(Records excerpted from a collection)
============================================================
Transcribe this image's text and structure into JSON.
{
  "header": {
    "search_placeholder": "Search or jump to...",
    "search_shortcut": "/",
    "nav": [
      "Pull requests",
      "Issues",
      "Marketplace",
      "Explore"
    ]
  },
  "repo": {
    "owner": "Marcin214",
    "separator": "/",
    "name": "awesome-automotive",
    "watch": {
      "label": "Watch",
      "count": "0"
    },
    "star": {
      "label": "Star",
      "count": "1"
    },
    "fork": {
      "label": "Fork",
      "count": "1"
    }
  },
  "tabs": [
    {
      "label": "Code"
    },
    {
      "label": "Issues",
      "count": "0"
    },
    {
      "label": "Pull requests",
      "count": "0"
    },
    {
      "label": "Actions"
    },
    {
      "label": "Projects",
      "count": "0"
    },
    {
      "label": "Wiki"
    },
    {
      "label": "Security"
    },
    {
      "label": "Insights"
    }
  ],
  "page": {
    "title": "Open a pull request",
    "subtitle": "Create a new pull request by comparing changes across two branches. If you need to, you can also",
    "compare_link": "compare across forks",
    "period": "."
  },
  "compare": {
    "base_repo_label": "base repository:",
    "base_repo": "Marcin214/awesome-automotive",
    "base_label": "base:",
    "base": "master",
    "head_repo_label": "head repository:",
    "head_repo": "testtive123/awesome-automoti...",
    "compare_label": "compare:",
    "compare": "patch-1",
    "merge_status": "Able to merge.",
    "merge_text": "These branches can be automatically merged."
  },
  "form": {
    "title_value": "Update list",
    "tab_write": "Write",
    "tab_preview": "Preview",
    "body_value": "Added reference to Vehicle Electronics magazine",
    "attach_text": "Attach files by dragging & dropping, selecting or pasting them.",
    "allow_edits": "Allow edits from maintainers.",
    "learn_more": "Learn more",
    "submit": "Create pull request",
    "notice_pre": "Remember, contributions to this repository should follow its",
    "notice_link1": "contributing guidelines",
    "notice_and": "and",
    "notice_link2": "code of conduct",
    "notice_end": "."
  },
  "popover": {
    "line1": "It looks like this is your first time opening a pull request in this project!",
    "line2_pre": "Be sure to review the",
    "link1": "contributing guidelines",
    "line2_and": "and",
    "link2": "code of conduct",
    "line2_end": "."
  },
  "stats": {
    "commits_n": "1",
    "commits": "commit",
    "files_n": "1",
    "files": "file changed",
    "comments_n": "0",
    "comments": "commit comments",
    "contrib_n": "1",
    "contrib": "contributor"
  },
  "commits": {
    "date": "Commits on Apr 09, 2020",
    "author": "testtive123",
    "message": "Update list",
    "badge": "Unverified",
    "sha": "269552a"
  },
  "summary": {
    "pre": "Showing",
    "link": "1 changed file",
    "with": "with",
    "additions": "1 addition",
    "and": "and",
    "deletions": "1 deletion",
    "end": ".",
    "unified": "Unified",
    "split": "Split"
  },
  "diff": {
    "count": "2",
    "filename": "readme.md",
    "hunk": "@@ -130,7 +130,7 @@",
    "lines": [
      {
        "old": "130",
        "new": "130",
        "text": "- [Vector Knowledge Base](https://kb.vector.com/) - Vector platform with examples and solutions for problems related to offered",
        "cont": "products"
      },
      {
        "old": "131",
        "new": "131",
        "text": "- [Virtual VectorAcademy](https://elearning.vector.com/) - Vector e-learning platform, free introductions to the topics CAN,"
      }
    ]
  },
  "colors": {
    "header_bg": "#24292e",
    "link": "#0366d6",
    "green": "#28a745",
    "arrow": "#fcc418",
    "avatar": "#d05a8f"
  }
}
============================================================
Description of the task - Go through the entries and repeat each one exactly.

Output of the exercise -
Transcribe this image's text and structure into JSON.
{
  "header": {
    "search_placeholder": "Search or jump to...",
    "search_shortcut": "/",
    "nav": [
      "Pull requests",
      "Issues",
      "Marketplace",
      "Explore"
    ]
  },
  "repo": {
    "owner": "Marcin214",
    "separator": "/",
    "name": "awesome-automotive",
    "watch": {
      "label": "Watch",
      "count": "0"
    },
    "star": {
      "label": "Star",
      "count": "1"
    },
    "fork": {
      "label": "Fork",
      "count": "1"
    }
  },
  "tabs": [
    {
      "label": "Code"
    },
    {
      "label": "Issues",
      "count": "0"
    },
    {
      "label": "Pull requests",
      "count": "0"
    },
    {
      "label": "Actions"
    },
    {
      "label": "Projects",
      "count": "0"
    },
    {
      "label": "Wiki"
    },
    {
      "label": "Security"
    },
    {
      "label": "Insights"
    }
  ],
  "page": {
    "title": "Open a pull request",
    "subtitle": "Create a new pull request by comparing changes across two branches. If you need to, you can also",
    "compare_link": "compare across forks",
    "period": "."
  },
  "compare": {
    "base_repo_label": "base repository:",
    "base_repo": "Marcin214/awesome-automotive",
    "base_label": "base:",
    "base": "master",
    "head_repo_label": "head repository:",
    "head_repo": "testtive123/awesome-automoti...",
    "compare_label": "compare:",
    "compare": "patch-1",
    "merge_status": "Able to merge.",
    "merge_text": "These branches can be automatically merged."
  },
  "form": {
    "title_value": "Update list",
    "tab_write": "Write",
    "tab_preview": "Preview",
    "body_value": "Added reference to Vehicle Electronics magazine",
    "attach_text": "Attach files by dragging & dropping, selecting or pasting them.",
    "allow_edits": "Allow edits from maintainers.",
    "learn_more": "Learn more",
    "submit": "Create pull request",
    "notice_pre": "Remember, contributions to this repository should follow its",
    "notice_link1": "contributing guidelines",
    "notice_and": "and",
    "notice_link2": "code of conduct",
    "notice_end": "."
  },
  "popover": {
    "line1": "It looks like this is your first time opening a pull request in this project!",
    "line2_pre": "Be sure to review the",
    "link1": "contributing guidelines",
    "line2_and": "and",
    "link2": "code of conduct",
    "line2_end": "."
  },
  "stats": {
    "commits_n": "1",
    "commits": "commit",
    "files_n": "1",
    "files": "file changed",
    "comments_n": "0",
    "comments": "commit comments",
    "contrib_n": "1",
    "contrib": "contributor"
  },
  "commits": {
    "date": "Commits on Apr 09, 2020",
    "author": "testtive123",
    "message": "Update list",
    "badge": "Unverified",
    "sha": "269552a"
  },
  "summary": {
    "pre": "Showing",
    "link": "1 changed file",
    "with": "with",
    "additions": "1 addition",
    "and": "and",
    "deletions": "1 deletion",
    "end": ".",
    "unified": "Unified",
    "split": "Split"
  },
  "diff": {
    "count": "2",
    "filename": "readme.md",
    "hunk": "@@ -130,7 +130,7 @@",
    "lines": [
      {
        "old": "130",
        "new": "130",
        "text": "- [Vector Knowledge Base](https://kb.vector.com/) - Vector platform with examples and solutions for problems related to offered",
        "cont": "products"
      },
      {
        "old": "131",
        "new": "131",
        "text": "- [Virtual VectorAcademy](https://elearning.vector.com/) - Vector e-learning platform, free introductions to the topics CAN,"
      }
    ]
  },
  "colors": {
    "header_bg": "#24292e",
    "link": "#0366d6",
    "green": "#28a745",
    "arrow": "#fcc418",
    "avatar": "#d05a8f"
  }
}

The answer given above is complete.